* **Exercise details**:
Pull out every line below that holds the word "Mostrar".

Stored items:
+++++

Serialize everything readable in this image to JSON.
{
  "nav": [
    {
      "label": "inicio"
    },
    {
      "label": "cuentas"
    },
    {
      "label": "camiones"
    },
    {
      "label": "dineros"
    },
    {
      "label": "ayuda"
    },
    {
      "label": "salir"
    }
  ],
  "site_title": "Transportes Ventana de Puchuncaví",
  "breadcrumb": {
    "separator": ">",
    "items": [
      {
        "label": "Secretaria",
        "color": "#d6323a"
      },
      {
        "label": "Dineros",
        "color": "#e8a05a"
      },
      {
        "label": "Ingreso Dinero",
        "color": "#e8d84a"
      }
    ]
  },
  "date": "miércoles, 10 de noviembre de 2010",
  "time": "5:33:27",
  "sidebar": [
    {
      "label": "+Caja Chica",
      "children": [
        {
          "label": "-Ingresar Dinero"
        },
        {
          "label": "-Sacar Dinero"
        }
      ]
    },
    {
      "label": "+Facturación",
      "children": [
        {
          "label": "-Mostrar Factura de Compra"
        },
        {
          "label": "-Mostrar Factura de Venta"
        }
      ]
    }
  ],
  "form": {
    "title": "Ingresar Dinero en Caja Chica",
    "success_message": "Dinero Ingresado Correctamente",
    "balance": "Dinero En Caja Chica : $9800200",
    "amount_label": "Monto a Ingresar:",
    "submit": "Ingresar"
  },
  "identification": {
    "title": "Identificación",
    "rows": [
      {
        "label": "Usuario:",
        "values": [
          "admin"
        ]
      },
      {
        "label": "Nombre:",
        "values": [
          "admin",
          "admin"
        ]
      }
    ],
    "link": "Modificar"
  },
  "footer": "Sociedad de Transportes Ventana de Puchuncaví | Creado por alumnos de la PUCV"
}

+++++

* **Written response**:
          "label": "-Mostrar Factura de Compra"
          "label": "-Mostrar Factura de Venta"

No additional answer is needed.